▶ _To be done_
Read the material below and tally how many lines hold the word "velocity", giving the number and nothing else.

.....

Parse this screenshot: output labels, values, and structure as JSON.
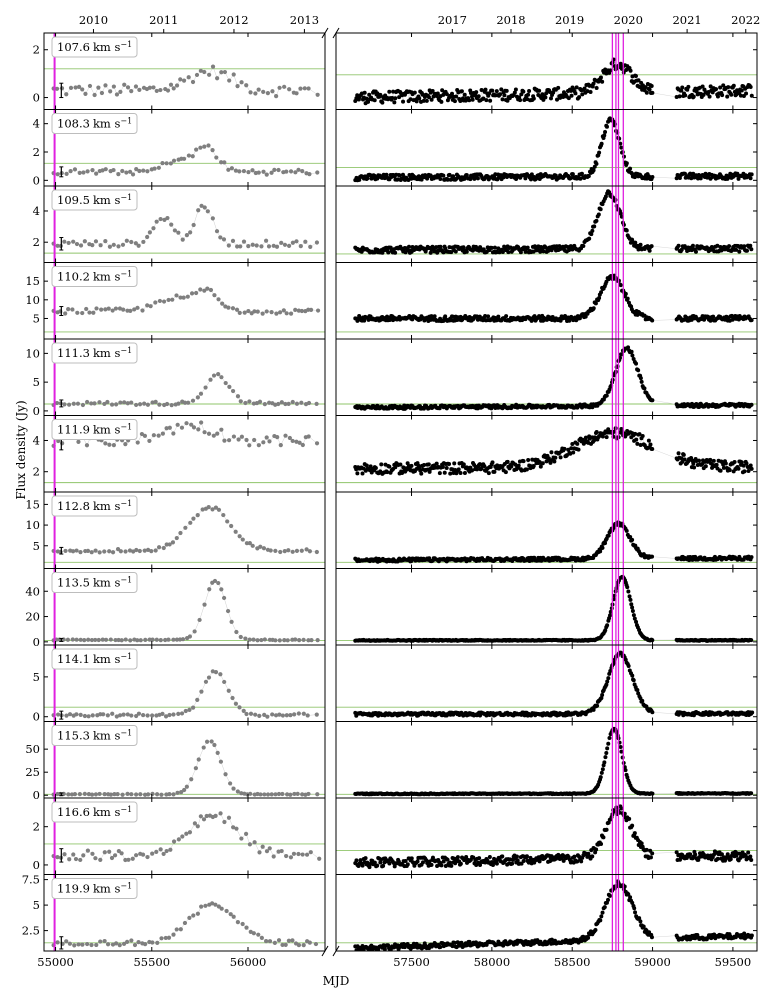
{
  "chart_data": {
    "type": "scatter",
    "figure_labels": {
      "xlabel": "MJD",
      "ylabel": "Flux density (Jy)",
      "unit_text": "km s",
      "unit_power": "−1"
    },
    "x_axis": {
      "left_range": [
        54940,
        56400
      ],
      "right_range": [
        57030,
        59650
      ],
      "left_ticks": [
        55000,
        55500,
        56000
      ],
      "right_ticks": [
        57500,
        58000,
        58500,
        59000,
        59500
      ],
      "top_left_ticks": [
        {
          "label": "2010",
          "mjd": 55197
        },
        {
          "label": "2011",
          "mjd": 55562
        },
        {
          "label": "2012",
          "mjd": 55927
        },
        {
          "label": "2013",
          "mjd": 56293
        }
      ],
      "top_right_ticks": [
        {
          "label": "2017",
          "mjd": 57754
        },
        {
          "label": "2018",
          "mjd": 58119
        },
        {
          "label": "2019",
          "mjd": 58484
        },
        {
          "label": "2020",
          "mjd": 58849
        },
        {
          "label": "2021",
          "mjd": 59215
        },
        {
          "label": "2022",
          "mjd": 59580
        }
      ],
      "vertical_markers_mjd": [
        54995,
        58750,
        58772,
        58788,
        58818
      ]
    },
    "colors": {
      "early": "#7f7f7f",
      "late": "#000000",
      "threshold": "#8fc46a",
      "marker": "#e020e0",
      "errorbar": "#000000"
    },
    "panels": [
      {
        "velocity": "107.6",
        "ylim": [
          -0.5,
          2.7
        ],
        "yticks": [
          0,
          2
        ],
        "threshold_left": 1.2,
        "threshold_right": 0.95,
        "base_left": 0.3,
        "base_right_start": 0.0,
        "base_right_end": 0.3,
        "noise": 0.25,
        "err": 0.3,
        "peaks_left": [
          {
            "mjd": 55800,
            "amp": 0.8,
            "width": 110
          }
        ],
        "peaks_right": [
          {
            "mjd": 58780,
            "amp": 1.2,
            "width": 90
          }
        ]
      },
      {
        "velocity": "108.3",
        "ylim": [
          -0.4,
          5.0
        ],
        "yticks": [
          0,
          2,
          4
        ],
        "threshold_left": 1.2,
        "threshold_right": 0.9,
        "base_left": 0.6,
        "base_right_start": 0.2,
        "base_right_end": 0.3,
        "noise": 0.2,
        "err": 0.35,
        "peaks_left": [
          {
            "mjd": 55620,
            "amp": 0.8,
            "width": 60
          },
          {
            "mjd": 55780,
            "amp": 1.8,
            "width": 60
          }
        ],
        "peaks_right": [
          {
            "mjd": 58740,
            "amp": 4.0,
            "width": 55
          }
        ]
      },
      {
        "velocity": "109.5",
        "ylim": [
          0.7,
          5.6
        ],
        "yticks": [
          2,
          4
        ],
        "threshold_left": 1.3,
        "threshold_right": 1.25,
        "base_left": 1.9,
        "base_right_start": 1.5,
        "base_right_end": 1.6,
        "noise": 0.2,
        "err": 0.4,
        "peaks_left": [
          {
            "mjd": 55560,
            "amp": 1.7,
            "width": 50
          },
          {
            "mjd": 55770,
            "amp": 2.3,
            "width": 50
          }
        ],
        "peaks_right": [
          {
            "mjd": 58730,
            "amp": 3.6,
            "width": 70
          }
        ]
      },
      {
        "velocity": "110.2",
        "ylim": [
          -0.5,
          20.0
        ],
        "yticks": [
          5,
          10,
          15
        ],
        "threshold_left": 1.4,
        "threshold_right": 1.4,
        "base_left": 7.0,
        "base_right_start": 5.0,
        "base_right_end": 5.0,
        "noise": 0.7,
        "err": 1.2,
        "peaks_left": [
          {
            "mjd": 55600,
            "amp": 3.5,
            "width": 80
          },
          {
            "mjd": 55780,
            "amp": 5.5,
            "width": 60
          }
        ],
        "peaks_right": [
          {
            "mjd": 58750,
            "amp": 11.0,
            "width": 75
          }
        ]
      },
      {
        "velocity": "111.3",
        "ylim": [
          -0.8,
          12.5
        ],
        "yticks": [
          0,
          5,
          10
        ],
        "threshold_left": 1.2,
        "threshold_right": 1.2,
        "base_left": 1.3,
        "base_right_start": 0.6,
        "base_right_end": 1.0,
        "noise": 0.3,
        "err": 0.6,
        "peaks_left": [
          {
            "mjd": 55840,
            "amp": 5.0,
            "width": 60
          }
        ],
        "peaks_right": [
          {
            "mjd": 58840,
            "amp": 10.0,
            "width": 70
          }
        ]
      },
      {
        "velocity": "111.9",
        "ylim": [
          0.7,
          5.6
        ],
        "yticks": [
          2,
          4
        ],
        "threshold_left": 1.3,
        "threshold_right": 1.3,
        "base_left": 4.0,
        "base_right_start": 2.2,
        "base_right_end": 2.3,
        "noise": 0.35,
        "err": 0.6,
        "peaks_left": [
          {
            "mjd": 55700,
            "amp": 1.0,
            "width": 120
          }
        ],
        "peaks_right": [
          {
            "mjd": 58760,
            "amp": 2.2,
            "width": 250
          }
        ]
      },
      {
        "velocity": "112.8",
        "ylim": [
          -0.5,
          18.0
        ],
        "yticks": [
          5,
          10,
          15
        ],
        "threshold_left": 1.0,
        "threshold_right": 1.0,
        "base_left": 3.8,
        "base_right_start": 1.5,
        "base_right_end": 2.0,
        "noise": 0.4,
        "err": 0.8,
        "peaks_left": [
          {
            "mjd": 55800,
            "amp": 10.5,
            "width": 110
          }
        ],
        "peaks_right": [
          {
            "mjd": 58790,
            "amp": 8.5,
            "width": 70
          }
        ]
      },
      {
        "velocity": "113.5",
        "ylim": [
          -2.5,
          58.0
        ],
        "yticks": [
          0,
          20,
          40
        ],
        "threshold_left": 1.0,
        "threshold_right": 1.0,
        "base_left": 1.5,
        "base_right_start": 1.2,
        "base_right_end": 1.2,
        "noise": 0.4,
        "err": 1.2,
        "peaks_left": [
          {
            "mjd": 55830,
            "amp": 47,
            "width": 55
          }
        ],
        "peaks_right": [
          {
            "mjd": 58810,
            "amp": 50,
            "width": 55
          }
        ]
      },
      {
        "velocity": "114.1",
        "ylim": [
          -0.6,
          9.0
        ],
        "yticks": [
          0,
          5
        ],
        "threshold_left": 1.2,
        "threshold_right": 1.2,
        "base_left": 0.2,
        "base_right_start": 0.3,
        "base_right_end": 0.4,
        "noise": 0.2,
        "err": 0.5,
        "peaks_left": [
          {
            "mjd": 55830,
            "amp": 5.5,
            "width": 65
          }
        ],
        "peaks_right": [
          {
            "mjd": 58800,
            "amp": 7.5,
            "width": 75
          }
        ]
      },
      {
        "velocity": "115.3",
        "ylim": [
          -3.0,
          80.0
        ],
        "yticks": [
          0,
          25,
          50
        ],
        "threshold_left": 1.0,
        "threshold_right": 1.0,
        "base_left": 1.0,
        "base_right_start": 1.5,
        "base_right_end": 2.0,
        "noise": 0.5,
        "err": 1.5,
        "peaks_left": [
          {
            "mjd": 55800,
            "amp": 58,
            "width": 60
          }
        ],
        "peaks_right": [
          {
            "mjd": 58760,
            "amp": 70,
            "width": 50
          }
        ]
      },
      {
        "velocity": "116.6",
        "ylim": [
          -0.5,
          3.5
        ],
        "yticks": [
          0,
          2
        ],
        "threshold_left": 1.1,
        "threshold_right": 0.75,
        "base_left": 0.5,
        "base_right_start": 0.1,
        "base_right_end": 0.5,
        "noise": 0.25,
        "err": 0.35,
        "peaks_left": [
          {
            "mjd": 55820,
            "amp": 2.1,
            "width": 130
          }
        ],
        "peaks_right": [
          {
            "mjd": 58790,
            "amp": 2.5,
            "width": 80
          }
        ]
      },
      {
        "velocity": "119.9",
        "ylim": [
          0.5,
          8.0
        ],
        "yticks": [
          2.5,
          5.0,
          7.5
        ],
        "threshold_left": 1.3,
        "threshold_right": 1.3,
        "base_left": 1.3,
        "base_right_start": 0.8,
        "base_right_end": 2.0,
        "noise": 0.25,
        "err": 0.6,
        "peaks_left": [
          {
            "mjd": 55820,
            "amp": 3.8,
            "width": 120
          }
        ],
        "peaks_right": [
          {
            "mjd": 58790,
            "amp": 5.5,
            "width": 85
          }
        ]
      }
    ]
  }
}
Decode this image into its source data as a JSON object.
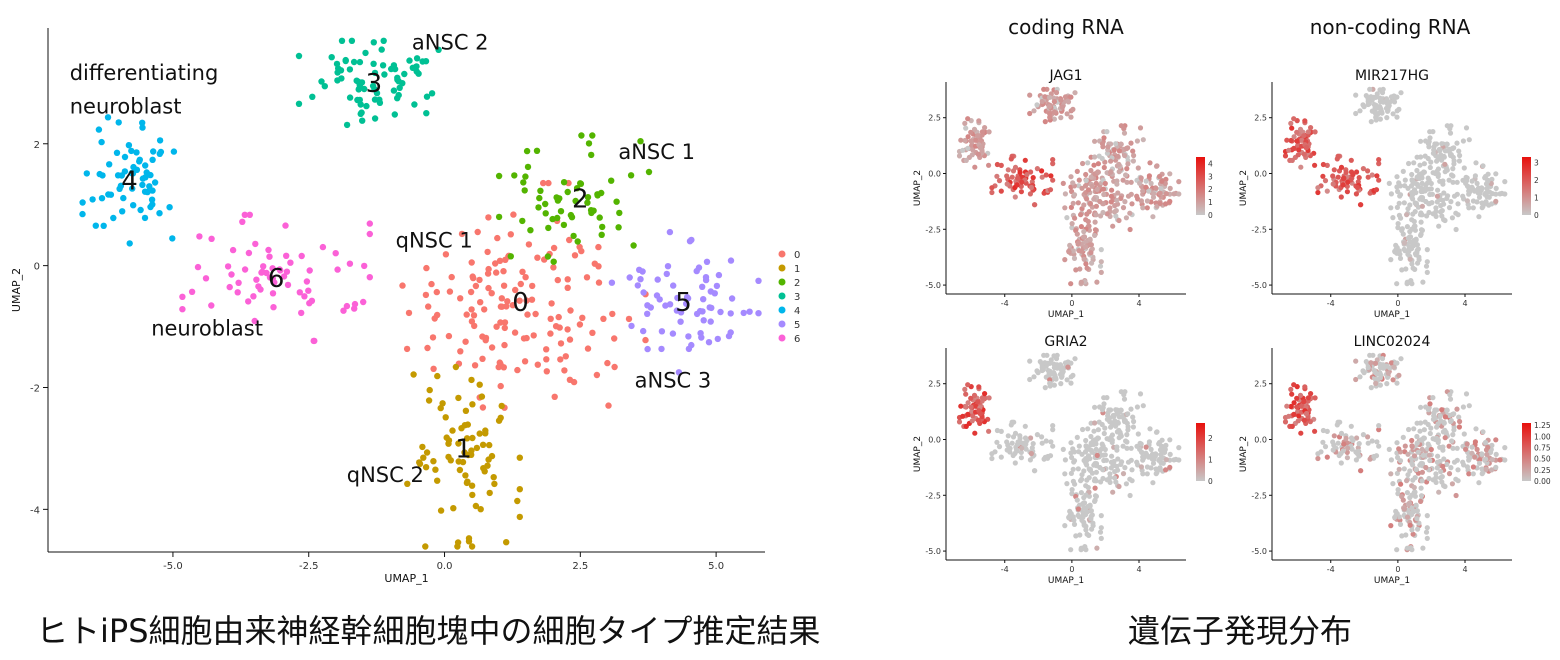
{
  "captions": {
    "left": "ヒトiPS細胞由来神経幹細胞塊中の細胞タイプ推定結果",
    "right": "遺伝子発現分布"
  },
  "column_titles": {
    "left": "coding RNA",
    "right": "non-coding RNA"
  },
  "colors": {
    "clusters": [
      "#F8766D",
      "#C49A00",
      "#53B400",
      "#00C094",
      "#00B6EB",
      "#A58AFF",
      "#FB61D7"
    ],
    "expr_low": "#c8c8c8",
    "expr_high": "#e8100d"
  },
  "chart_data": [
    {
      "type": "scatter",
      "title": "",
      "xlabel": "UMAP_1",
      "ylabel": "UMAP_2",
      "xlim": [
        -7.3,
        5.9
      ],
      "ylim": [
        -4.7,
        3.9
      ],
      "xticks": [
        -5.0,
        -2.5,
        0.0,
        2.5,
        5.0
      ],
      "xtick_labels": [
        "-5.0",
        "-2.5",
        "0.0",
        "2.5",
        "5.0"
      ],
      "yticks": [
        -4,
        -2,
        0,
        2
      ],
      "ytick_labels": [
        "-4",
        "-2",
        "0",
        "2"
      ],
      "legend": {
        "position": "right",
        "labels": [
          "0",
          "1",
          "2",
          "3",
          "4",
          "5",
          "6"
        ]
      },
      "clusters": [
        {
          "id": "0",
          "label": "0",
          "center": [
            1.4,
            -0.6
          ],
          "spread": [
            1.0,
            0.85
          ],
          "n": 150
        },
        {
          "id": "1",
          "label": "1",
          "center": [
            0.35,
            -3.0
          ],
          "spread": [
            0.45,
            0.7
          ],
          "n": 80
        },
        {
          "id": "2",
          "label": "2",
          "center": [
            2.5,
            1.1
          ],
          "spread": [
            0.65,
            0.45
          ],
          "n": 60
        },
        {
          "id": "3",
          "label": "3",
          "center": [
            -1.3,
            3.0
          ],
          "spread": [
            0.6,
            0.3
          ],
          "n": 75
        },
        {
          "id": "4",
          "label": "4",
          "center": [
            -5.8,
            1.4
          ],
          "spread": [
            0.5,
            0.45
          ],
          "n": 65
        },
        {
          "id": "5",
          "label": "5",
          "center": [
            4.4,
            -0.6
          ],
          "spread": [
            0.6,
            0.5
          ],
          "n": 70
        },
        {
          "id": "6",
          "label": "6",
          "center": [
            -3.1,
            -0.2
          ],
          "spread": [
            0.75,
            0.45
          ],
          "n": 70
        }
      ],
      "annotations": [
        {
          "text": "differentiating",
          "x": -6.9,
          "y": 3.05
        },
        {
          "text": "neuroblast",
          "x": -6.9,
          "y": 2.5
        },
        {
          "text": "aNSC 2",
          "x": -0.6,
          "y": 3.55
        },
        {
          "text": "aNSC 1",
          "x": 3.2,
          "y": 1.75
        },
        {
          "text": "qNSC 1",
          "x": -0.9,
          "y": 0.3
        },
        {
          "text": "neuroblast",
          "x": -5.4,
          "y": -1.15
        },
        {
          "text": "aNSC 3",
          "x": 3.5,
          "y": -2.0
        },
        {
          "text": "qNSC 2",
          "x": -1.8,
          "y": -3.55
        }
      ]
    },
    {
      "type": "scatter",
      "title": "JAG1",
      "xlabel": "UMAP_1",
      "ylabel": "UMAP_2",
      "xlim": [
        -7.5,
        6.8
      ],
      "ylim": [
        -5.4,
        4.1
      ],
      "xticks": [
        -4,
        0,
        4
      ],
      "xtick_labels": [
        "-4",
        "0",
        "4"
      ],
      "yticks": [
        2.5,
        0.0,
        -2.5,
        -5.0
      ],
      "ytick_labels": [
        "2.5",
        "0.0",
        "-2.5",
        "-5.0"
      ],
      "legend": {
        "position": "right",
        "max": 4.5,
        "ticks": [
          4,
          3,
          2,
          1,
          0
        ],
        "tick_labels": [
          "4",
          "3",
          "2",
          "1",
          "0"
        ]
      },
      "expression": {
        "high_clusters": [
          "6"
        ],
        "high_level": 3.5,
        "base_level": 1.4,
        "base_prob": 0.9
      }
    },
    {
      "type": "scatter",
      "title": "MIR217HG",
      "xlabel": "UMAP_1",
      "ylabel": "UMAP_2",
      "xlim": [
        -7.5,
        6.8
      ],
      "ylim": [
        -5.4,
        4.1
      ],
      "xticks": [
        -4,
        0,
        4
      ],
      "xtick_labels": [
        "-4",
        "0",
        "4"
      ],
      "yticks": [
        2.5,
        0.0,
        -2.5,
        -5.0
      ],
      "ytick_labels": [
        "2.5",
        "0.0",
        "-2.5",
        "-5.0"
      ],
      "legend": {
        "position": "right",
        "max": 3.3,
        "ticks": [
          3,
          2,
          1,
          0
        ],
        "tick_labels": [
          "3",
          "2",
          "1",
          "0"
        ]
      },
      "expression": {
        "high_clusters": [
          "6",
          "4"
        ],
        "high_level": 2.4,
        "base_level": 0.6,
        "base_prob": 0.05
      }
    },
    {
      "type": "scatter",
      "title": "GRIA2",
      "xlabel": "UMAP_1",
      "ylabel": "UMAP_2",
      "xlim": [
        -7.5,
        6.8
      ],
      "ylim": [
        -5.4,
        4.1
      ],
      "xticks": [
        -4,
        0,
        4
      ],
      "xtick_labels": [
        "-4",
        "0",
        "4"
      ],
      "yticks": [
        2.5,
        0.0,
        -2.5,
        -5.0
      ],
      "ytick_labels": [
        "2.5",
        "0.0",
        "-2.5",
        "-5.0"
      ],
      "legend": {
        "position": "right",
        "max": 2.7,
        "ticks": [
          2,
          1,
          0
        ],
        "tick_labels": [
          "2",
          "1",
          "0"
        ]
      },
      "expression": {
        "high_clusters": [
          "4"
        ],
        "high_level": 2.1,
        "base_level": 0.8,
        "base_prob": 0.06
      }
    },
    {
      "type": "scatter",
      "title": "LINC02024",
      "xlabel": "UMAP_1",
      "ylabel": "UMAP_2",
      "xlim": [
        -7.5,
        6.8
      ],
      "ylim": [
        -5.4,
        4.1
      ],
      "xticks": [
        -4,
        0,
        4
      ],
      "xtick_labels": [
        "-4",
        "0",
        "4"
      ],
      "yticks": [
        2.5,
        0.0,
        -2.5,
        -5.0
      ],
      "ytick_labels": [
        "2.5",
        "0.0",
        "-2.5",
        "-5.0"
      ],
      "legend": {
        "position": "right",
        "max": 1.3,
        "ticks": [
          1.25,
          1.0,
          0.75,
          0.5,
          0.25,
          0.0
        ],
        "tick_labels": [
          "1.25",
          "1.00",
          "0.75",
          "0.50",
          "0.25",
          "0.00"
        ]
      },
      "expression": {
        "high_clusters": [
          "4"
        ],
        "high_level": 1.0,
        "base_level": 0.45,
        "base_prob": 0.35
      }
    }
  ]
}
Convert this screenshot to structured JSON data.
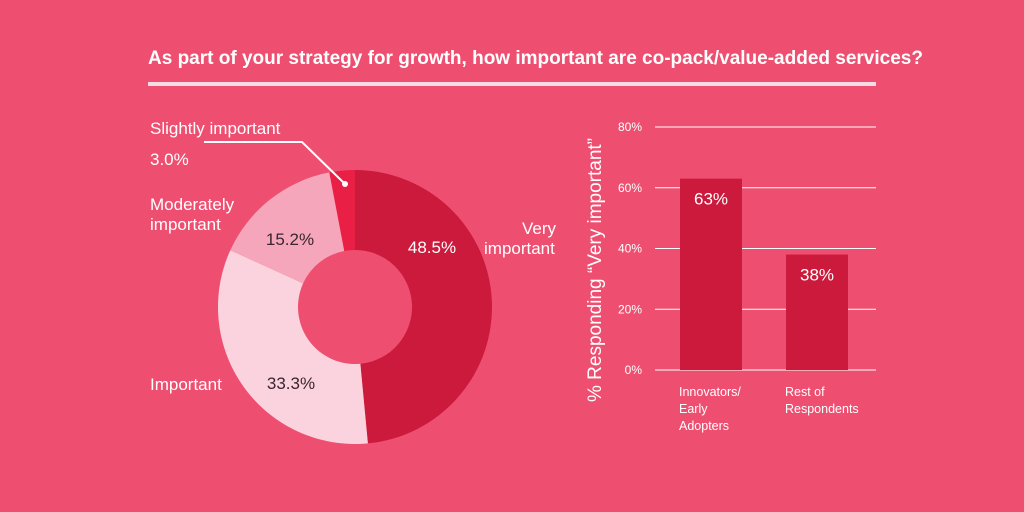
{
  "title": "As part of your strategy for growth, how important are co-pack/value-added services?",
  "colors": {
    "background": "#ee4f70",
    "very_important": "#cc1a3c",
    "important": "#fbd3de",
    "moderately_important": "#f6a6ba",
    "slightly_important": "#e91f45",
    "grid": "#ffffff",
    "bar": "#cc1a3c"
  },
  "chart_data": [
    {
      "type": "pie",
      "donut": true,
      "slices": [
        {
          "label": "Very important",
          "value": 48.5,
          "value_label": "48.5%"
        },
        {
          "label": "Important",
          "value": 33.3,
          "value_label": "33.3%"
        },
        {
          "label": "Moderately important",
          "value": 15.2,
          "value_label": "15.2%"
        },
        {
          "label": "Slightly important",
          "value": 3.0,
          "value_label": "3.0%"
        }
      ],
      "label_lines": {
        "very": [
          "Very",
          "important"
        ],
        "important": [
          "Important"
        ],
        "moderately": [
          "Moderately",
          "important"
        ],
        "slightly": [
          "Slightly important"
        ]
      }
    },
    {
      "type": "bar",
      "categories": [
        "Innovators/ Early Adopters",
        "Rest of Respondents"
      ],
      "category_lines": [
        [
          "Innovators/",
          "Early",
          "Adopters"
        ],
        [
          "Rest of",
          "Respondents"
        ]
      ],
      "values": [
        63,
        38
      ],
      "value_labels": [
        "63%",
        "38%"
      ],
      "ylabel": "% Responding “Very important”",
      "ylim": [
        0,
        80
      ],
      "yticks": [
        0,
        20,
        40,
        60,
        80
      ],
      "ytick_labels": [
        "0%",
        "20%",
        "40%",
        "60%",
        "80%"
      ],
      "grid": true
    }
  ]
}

.....

▶ _Solution for this problem_
12